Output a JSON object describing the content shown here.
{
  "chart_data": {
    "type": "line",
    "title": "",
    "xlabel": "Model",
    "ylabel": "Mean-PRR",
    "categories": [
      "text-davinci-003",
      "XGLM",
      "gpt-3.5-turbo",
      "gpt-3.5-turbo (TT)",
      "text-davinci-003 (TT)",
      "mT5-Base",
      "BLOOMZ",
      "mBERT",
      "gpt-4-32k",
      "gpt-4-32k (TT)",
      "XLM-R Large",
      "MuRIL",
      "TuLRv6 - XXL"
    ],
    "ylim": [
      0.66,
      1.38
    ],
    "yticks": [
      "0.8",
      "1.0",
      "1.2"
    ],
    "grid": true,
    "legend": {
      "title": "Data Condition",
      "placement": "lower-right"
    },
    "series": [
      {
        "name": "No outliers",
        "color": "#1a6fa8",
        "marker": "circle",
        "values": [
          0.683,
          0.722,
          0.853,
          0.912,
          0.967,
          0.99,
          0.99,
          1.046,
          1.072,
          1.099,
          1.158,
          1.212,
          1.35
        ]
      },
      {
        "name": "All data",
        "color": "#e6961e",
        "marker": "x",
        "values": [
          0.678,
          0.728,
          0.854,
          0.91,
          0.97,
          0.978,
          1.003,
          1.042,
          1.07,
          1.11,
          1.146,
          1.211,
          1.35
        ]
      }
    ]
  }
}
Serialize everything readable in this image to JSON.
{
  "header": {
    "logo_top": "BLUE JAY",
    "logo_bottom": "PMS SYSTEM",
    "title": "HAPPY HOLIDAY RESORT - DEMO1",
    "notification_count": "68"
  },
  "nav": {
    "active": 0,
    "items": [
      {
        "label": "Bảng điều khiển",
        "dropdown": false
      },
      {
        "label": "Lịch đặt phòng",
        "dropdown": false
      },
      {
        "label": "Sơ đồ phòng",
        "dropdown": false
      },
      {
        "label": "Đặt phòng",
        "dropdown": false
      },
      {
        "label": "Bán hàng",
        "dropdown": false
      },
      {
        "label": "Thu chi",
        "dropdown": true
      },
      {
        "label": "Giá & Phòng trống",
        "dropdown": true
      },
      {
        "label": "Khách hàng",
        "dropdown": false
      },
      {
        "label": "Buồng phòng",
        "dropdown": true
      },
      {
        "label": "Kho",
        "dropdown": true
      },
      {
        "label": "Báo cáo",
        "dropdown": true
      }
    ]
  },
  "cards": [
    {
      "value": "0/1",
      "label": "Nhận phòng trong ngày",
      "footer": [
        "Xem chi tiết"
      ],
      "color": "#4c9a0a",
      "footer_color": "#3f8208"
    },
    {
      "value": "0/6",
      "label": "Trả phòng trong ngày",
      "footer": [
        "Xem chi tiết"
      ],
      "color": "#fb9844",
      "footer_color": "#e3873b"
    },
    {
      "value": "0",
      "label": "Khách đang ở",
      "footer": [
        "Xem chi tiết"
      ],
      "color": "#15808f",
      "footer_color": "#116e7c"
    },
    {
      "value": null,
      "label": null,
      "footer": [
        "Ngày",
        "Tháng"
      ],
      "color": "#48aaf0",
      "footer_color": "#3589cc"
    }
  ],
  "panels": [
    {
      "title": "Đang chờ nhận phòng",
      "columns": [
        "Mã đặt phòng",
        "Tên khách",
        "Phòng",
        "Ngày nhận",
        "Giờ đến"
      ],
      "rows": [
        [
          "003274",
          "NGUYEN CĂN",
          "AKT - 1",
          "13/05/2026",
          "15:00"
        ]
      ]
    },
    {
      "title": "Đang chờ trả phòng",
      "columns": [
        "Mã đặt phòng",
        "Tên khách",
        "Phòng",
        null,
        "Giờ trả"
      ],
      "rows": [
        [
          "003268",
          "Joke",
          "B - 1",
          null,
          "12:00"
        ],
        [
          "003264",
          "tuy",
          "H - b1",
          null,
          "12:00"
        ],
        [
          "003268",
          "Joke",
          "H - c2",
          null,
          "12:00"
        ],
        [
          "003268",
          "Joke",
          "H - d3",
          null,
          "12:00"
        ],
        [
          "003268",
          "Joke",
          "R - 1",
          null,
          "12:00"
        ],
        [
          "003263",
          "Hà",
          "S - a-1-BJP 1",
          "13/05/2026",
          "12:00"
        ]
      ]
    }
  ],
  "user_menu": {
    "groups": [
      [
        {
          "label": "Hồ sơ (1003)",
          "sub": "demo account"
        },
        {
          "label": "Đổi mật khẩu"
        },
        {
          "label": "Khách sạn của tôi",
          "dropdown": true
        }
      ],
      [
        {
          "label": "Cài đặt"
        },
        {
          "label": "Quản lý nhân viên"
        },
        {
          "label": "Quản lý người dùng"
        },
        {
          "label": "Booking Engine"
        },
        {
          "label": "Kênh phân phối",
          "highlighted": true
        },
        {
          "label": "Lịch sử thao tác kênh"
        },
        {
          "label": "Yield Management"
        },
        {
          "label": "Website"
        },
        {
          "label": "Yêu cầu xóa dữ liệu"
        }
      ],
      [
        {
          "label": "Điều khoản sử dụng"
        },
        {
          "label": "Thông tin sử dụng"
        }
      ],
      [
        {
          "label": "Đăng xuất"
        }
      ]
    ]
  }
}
◆ ◆ ◆ ◆
### DO THIS
Check all the records above and select each line where the string "JSON" is found.

### TASK OUTPUT
Output a JSON object describing the content shown here.
Serialize everything readable in this image to JSON.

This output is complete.